··· 文档片段 ···
# 他们能走多远？用大语言模型红队测试在线影响力

- 来源：HuggingFace Daily Papers（社区热门论文）
- 发布时间：2026-05-21 03:25
- AIHOT 分数：47
- AIHOT 链接：https://aihot.virxact.com/items/cmpn2wapf0u0jsl0165tscjj7
- 原文链接：https://arxiv.org/abs/2605.22880

## AI 摘要

该研究聚焦于本地部署的开源大语言模型，提出了一套红队测试框架，用于测量模型在争议性话题上可可靠表达的“政治表达范围”（Overton Windows），并量化简单自然语言越狱技术如何扩大此范围。研究评估了超过30个大语言模型，发现系统性政治表达不对称：开源模型通常更倾向生成左倾社交媒体内容；政治表达范围随模型规模增大而收缩；尽管生态参与不均，地域差异仍然显著。此外，越狱技术的有效性在不同模型家族间差异明显。

## 正文

As large language model (LLM)-based agents increasingly participate in online discourse, red-teaming their capacity to support political influence campaigns is critical for information integrity. In pursuit of this goal, we focus on locally deployed open-source LLMs, as opposed to frontier API-only models, given their superior alignment with the operational constraints of privacy-conscious malicious actors deployed in social media environments. We introduce an empirical red-teaming framework for measuring LLM Overton Windows (OWs), defined as the range of political opinions a model can reliably express on controversial topics, and for quantifying how simple natural-language jailbreaks expand that range. We evaluate more than 30 LLMs spanning 10 model families and five countries of origin. We find systematic asymmetries in political expressivity: open-source LLMs are typically more willing to generate left-leaning social media content, OWs tend to contract inversely to model size, and regional differences are substantial despite uneven representation in the open-source ecosystem. Jailbreak potency also varies sharply across model families, motivating a workflow for identifying effective combinations of jailbreak techniques. Taken together, our results establish a practical framework for auditing the political steerability of open-source LLMs and for helping future researchers design stronger countermeasures against LLM-enabled influence campaigns.
···
练习说明
在这篇关于大语言模型红队测试的文章里，研究一共评估了多少个大语言模型？ 后面的列表跟这里要做的事没有关系。
··· 提取记录 ···
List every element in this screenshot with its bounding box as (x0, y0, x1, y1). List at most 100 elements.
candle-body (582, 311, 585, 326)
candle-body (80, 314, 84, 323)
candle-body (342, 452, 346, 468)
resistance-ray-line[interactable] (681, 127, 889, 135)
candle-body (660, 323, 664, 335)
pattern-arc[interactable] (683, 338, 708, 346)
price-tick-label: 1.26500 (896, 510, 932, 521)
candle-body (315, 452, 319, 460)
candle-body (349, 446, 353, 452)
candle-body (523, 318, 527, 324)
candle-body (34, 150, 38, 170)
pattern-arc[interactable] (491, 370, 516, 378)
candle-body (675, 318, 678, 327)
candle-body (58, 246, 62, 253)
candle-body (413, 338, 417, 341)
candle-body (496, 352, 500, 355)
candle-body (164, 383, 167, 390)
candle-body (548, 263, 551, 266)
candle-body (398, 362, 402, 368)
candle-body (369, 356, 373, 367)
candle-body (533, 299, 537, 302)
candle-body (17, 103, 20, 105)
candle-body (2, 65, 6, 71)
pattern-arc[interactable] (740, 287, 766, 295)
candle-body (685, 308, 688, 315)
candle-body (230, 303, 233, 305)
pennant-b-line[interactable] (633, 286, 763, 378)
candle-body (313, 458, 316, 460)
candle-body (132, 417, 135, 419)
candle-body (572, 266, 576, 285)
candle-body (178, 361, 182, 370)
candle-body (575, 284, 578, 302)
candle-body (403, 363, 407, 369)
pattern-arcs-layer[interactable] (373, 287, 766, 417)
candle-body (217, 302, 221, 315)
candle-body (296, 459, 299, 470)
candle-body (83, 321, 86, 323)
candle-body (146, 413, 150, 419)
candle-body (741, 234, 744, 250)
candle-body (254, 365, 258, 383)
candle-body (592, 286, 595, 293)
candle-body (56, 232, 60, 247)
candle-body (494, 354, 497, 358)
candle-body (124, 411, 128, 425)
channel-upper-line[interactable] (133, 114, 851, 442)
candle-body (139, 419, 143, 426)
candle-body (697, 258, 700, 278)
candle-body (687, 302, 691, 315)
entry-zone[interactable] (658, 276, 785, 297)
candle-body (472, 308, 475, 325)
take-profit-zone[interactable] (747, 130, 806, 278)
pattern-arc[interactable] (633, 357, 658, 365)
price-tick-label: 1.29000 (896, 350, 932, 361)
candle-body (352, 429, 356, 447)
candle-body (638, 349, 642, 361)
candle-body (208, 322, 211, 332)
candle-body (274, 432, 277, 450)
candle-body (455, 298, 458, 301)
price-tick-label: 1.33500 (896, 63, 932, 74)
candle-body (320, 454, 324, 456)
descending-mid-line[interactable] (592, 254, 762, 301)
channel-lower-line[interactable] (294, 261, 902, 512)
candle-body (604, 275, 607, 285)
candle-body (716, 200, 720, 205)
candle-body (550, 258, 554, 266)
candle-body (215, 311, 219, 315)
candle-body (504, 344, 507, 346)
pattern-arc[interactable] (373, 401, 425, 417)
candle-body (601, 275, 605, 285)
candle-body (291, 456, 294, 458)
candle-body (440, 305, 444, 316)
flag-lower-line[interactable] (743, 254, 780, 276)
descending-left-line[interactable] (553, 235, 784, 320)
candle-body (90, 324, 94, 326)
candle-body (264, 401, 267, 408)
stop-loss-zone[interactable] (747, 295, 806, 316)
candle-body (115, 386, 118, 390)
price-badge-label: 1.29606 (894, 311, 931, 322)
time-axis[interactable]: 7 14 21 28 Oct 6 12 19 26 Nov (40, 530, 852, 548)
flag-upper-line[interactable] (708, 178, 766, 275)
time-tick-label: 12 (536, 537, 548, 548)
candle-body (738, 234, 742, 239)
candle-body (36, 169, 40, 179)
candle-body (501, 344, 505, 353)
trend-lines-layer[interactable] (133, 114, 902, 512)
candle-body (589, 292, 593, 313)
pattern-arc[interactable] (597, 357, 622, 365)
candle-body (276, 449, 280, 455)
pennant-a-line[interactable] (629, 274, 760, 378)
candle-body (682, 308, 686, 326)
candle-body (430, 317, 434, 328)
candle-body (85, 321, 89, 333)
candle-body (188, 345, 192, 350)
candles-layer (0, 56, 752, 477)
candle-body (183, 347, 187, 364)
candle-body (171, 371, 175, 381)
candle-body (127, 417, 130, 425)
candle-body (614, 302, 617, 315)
···
参考答案
超过30个。